Show each line of the data below that has the string "Retornos" in it.

### Excerpts from a figure dataset
## START

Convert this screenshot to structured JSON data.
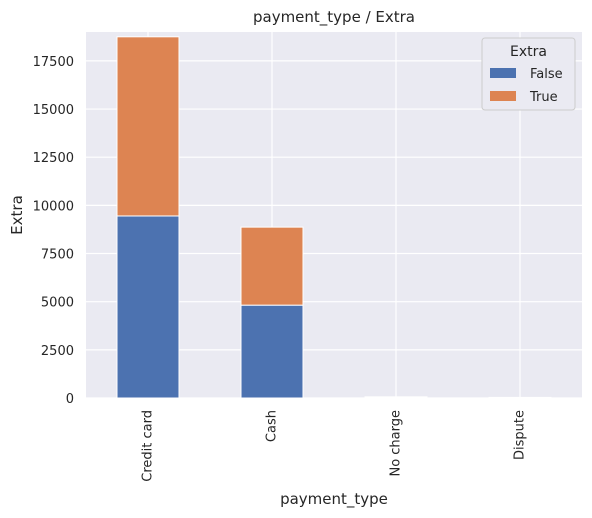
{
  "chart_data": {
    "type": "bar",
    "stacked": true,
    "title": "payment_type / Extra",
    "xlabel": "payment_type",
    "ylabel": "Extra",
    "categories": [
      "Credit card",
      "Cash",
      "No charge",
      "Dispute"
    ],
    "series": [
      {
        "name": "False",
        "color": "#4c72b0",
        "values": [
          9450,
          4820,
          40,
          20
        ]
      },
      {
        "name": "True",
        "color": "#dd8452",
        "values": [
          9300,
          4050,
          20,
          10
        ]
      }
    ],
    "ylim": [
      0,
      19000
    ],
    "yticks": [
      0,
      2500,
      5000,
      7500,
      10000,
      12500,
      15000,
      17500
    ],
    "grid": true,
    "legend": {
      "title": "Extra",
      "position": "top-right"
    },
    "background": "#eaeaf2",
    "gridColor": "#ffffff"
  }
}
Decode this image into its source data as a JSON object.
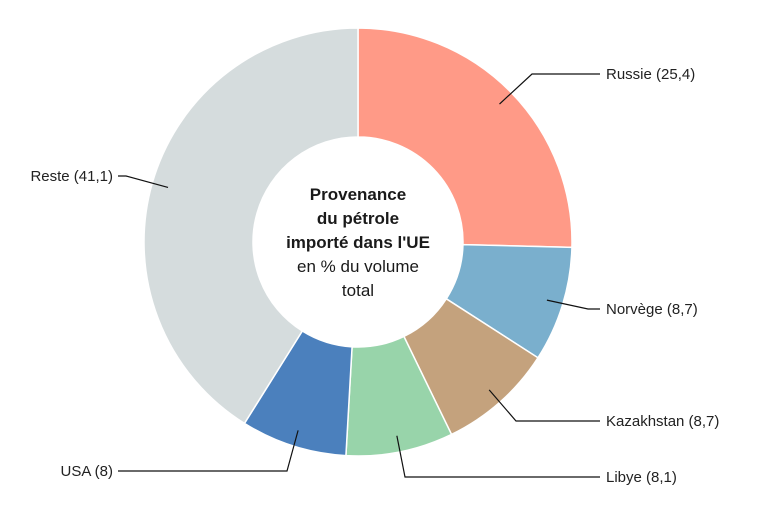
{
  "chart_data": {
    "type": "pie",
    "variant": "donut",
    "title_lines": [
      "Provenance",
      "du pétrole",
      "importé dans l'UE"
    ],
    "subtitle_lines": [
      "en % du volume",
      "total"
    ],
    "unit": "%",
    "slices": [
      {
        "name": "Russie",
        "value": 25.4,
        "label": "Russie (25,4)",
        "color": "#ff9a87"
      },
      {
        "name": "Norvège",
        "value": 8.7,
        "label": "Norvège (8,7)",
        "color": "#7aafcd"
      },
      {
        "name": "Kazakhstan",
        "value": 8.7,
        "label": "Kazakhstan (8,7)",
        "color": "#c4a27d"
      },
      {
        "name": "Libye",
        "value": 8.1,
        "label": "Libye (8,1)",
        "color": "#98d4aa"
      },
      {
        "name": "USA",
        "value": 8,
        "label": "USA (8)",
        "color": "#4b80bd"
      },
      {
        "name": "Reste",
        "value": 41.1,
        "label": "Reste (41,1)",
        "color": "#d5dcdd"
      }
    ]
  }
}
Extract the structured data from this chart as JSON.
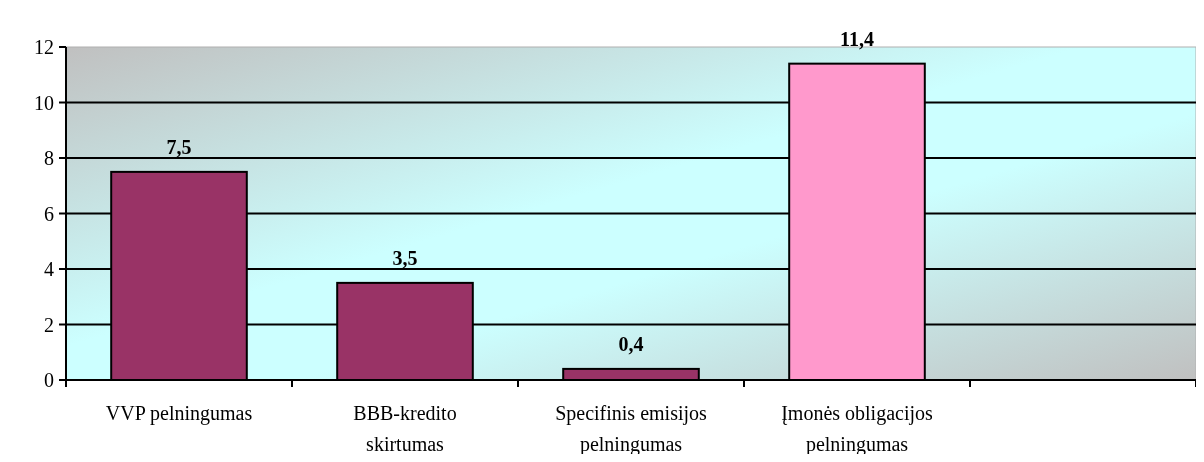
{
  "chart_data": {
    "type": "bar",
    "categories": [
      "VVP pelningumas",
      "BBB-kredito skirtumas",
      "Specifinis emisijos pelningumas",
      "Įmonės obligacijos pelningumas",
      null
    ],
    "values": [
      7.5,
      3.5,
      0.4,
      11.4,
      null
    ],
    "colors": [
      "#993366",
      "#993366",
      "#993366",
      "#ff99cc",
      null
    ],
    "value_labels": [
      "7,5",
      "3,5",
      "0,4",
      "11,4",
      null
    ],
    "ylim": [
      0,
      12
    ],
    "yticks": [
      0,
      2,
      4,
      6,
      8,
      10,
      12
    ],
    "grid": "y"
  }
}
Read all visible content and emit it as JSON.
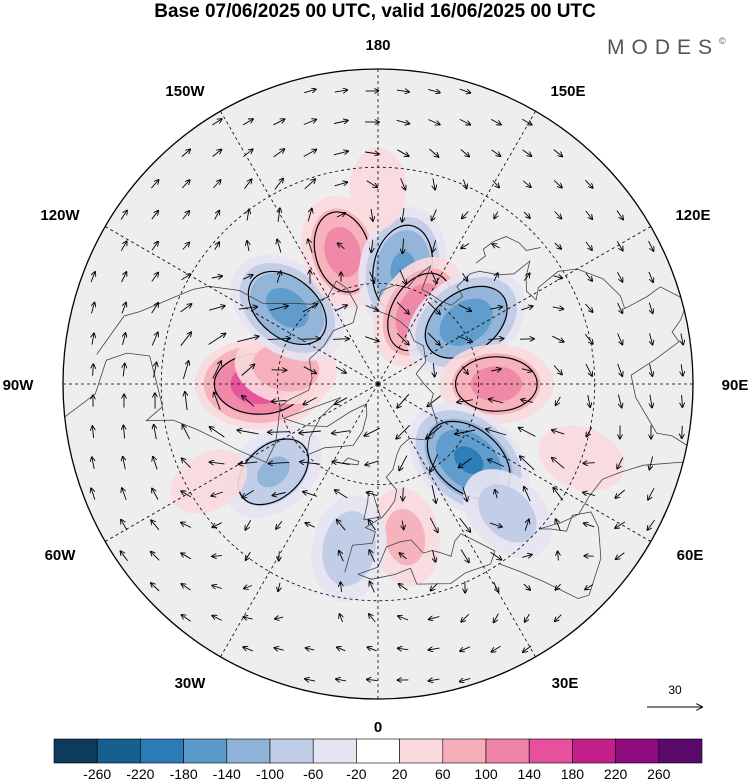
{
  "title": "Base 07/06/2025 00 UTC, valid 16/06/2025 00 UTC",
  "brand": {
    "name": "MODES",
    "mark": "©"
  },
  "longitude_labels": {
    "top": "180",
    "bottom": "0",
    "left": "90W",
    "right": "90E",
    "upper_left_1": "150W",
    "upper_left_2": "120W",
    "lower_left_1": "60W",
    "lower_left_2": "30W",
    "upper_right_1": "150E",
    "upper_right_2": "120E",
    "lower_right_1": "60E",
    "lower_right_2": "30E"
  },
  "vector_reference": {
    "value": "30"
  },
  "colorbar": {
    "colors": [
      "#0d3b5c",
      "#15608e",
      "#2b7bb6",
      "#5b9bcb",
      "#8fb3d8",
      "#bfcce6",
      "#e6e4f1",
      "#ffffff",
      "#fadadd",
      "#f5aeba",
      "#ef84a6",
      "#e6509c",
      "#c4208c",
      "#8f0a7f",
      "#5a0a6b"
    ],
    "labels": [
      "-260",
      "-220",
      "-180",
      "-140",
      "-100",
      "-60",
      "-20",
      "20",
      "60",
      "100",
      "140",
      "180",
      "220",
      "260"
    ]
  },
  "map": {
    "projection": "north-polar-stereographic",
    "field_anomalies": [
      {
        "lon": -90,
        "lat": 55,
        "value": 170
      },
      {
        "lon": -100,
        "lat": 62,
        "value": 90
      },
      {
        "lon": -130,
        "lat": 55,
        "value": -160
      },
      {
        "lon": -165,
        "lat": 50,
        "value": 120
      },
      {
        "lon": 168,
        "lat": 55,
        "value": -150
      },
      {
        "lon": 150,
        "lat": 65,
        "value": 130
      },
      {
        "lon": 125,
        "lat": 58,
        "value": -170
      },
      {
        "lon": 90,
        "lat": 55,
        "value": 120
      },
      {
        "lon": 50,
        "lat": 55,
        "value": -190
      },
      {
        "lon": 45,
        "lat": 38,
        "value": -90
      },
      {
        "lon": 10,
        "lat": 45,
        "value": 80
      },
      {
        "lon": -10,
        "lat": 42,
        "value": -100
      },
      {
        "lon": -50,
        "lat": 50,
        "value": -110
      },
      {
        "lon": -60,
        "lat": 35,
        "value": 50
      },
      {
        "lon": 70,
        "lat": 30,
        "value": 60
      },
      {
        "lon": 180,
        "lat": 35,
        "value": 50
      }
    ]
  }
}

## END
## START

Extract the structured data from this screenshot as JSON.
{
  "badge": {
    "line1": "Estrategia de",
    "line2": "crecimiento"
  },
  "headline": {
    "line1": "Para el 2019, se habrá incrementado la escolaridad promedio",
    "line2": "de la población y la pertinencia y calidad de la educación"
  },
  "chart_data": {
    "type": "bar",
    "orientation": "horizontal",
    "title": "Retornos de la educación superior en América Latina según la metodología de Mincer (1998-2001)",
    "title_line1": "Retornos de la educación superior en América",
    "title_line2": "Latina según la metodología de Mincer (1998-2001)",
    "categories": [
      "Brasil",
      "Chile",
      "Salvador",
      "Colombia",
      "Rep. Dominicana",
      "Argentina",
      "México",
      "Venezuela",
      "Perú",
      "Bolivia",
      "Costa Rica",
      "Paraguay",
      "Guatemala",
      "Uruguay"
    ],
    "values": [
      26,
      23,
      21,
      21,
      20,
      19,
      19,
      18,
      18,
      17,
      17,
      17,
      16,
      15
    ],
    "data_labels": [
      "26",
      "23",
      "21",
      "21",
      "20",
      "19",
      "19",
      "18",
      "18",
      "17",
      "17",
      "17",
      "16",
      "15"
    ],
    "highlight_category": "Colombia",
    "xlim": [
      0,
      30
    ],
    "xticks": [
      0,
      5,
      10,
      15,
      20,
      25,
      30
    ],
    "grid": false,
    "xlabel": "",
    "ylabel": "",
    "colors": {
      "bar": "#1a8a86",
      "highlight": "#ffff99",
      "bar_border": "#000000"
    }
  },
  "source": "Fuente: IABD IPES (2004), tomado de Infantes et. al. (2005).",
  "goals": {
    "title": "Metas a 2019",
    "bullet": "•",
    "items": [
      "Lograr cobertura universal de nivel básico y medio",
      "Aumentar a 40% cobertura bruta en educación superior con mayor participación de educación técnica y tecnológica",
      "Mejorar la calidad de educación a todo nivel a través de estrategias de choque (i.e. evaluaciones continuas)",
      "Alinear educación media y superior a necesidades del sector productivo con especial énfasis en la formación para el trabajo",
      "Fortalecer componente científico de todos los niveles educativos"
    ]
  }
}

## END

### TASK OUTPUT
    "title": "Retornos de la educación superior en América Latina según la metodología de Mincer (1998-2001)",
    "title_line1": "Retornos de la educación superior en América",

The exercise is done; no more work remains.